(Dataset entries)
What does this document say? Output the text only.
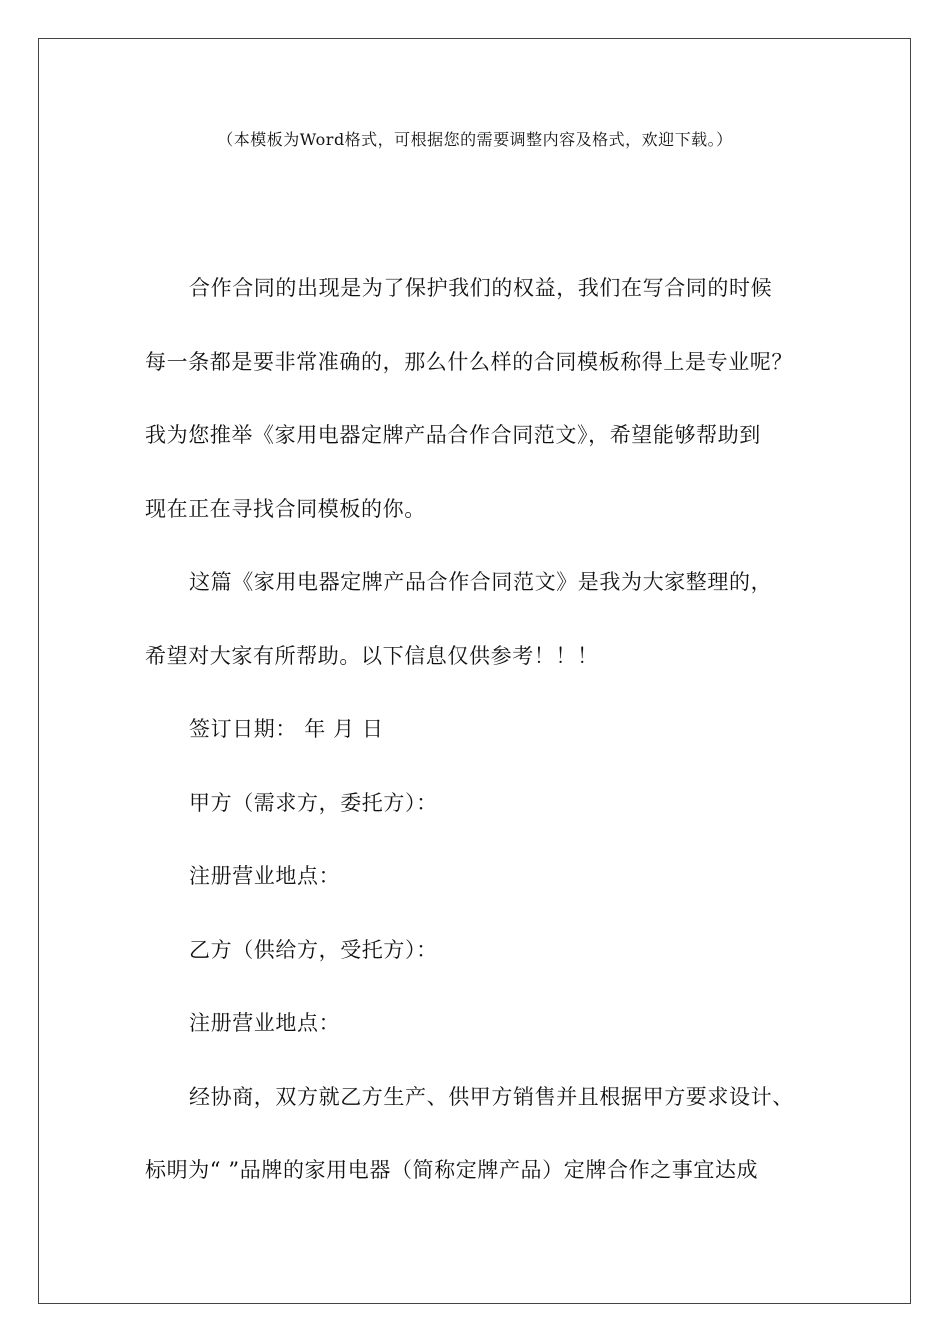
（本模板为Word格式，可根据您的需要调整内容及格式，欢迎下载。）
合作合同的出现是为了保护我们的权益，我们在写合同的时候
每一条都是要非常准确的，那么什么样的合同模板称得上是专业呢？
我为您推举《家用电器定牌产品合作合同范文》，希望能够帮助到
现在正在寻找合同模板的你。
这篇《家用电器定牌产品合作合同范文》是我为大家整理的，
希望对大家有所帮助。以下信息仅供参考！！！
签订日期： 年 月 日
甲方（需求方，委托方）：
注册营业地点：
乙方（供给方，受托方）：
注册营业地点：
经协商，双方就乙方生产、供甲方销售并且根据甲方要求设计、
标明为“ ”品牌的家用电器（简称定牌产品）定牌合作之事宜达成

==

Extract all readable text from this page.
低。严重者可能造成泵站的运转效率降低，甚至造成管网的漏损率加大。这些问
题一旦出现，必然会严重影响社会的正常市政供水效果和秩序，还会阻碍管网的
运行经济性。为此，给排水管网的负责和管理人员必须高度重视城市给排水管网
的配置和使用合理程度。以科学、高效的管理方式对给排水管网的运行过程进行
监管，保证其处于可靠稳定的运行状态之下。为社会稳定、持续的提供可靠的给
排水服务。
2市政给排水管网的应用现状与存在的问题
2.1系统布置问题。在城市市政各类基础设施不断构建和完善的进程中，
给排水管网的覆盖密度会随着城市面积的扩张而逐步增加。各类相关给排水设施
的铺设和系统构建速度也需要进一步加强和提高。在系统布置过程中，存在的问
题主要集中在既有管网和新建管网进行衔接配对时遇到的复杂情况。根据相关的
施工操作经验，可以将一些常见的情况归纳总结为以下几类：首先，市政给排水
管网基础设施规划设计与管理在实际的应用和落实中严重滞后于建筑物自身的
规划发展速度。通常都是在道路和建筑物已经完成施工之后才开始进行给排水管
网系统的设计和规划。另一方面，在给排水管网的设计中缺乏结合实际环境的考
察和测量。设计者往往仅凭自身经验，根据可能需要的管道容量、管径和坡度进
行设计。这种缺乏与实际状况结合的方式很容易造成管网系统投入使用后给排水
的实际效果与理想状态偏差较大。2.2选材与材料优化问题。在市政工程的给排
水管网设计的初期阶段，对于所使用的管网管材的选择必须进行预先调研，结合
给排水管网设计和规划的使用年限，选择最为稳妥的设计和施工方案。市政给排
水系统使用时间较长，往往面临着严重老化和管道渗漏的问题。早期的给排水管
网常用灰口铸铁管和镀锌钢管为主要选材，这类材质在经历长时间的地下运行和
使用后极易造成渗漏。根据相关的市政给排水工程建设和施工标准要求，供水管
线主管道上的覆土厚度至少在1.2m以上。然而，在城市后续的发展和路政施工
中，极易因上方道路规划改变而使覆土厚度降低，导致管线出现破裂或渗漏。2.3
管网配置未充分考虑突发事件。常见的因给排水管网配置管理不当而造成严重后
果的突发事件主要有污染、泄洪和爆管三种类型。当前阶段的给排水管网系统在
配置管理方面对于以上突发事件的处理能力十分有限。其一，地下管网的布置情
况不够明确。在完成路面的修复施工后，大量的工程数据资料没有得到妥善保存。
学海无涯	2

* * *

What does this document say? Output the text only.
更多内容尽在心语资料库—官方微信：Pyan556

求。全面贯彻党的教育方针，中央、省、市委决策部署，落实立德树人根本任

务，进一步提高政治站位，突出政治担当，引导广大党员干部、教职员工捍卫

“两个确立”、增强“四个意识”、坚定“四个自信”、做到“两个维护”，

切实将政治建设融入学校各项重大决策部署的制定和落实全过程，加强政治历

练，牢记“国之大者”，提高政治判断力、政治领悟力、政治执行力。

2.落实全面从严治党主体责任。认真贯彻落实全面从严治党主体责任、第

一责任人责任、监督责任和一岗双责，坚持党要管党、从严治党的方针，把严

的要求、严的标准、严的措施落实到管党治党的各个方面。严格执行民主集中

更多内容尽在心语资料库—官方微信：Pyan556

> [EXERCISE]: Locate all lines in the listing above with the word "家用电器定牌产品合作合同范文" and copy them.

> [EXERCISE OUTPUT]:
我为您推举《家用电器定牌产品合作合同范文》，希望能够帮助到
这篇《家用电器定牌产品合作合同范文》是我为大家整理的，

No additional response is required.